**DO THIS:** Replace every instance of "data-point" in the items below with "scatter-point". Keep all other text identical.

━━ ROWS ━━

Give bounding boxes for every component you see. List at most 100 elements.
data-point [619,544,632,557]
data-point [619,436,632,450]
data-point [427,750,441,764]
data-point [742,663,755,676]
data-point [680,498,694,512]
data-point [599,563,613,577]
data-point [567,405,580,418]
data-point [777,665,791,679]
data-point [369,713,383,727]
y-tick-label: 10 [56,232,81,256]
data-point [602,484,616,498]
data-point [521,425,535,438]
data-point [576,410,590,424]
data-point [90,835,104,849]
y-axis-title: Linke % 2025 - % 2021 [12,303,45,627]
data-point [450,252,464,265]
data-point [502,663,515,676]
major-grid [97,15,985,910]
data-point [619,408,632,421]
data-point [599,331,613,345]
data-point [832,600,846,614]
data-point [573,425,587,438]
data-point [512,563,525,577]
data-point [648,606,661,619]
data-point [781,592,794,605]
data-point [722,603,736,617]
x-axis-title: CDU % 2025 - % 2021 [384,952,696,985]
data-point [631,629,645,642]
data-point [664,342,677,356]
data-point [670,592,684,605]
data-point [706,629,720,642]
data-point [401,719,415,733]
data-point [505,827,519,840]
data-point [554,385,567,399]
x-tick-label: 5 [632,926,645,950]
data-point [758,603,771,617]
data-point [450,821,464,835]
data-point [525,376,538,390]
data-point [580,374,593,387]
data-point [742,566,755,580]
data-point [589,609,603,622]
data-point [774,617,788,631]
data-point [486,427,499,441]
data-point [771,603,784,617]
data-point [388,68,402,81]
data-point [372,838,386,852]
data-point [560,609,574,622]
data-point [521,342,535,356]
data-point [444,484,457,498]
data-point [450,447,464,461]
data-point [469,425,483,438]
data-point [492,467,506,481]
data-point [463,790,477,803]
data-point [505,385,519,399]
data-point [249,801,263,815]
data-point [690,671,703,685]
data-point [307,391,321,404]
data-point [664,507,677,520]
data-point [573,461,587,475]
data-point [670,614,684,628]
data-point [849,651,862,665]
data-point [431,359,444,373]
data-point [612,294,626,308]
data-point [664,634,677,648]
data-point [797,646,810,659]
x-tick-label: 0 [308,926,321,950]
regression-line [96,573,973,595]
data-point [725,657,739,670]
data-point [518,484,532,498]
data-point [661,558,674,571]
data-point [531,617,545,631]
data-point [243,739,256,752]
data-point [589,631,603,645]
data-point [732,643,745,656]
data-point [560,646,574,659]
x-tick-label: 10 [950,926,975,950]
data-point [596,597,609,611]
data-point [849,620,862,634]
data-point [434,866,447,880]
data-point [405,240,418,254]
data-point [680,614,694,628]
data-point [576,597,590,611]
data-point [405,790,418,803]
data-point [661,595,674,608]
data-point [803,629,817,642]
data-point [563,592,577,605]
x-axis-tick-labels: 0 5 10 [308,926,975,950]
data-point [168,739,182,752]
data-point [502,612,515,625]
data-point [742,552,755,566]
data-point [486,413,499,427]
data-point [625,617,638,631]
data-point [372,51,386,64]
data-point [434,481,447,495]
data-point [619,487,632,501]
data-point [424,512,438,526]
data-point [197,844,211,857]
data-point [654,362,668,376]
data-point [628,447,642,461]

━━━

**RESPONSE:**
Give bounding boxes for every component you see. List at most 100 elements.
scatter-point [619,544,632,557]
scatter-point [619,436,632,450]
scatter-point [427,750,441,764]
scatter-point [742,663,755,676]
scatter-point [680,498,694,512]
scatter-point [599,563,613,577]
scatter-point [567,405,580,418]
scatter-point [777,665,791,679]
scatter-point [369,713,383,727]
y-tick-label: 10 [56,232,81,256]
scatter-point [602,484,616,498]
scatter-point [521,425,535,438]
scatter-point [576,410,590,424]
scatter-point [90,835,104,849]
y-axis-title: Linke % 2025 - % 2021 [12,303,45,627]
scatter-point [450,252,464,265]
scatter-point [502,663,515,676]
major-grid [97,15,985,910]
scatter-point [619,408,632,421]
scatter-point [599,331,613,345]
scatter-point [832,600,846,614]
scatter-point [573,425,587,438]
scatter-point [512,563,525,577]
scatter-point [648,606,661,619]
scatter-point [781,592,794,605]
scatter-point [722,603,736,617]
x-axis-title: CDU % 2025 - % 2021 [384,952,696,985]
scatter-point [631,629,645,642]
scatter-point [664,342,677,356]
scatter-point [670,592,684,605]
scatter-point [706,629,720,642]
scatter-point [401,719,415,733]
scatter-point [505,827,519,840]
scatter-point [554,385,567,399]
x-tick-label: 5 [632,926,645,950]
scatter-point [758,603,771,617]
scatter-point [450,821,464,835]
scatter-point [525,376,538,390]
scatter-point [580,374,593,387]
scatter-point [742,566,755,580]
scatter-point [589,609,603,622]
scatter-point [774,617,788,631]
scatter-point [486,427,499,441]
scatter-point [771,603,784,617]
scatter-point [388,68,402,81]
scatter-point [372,838,386,852]
scatter-point [560,609,574,622]
scatter-point [521,342,535,356]
scatter-point [444,484,457,498]
scatter-point [450,447,464,461]
scatter-point [469,425,483,438]
scatter-point [492,467,506,481]
scatter-point [463,790,477,803]
scatter-point [505,385,519,399]
scatter-point [249,801,263,815]
scatter-point [690,671,703,685]
scatter-point [307,391,321,404]
scatter-point [664,507,677,520]
scatter-point [573,461,587,475]
scatter-point [670,614,684,628]
scatter-point [849,651,862,665]
scatter-point [431,359,444,373]
scatter-point [612,294,626,308]
scatter-point [664,634,677,648]
scatter-point [797,646,810,659]
x-tick-label: 0 [308,926,321,950]
regression-line [96,573,973,595]
scatter-point [725,657,739,670]
scatter-point [518,484,532,498]
scatter-point [661,558,674,571]
scatter-point [531,617,545,631]
scatter-point [243,739,256,752]
scatter-point [589,631,603,645]
scatter-point [732,643,745,656]
scatter-point [560,646,574,659]
x-tick-label: 10 [950,926,975,950]
scatter-point [596,597,609,611]
scatter-point [849,620,862,634]
scatter-point [434,866,447,880]
scatter-point [405,240,418,254]
scatter-point [680,614,694,628]
scatter-point [576,597,590,611]
scatter-point [405,790,418,803]
scatter-point [661,595,674,608]
scatter-point [803,629,817,642]
scatter-point [563,592,577,605]
x-axis-tick-labels: 0 5 10 [308,926,975,950]
scatter-point [168,739,182,752]
scatter-point [502,612,515,625]
scatter-point [742,552,755,566]
scatter-point [486,413,499,427]
scatter-point [625,617,638,631]
scatter-point [372,51,386,64]
scatter-point [434,481,447,495]
scatter-point [619,487,632,501]
scatter-point [424,512,438,526]
scatter-point [197,844,211,857]
scatter-point [654,362,668,376]
scatter-point [628,447,642,461]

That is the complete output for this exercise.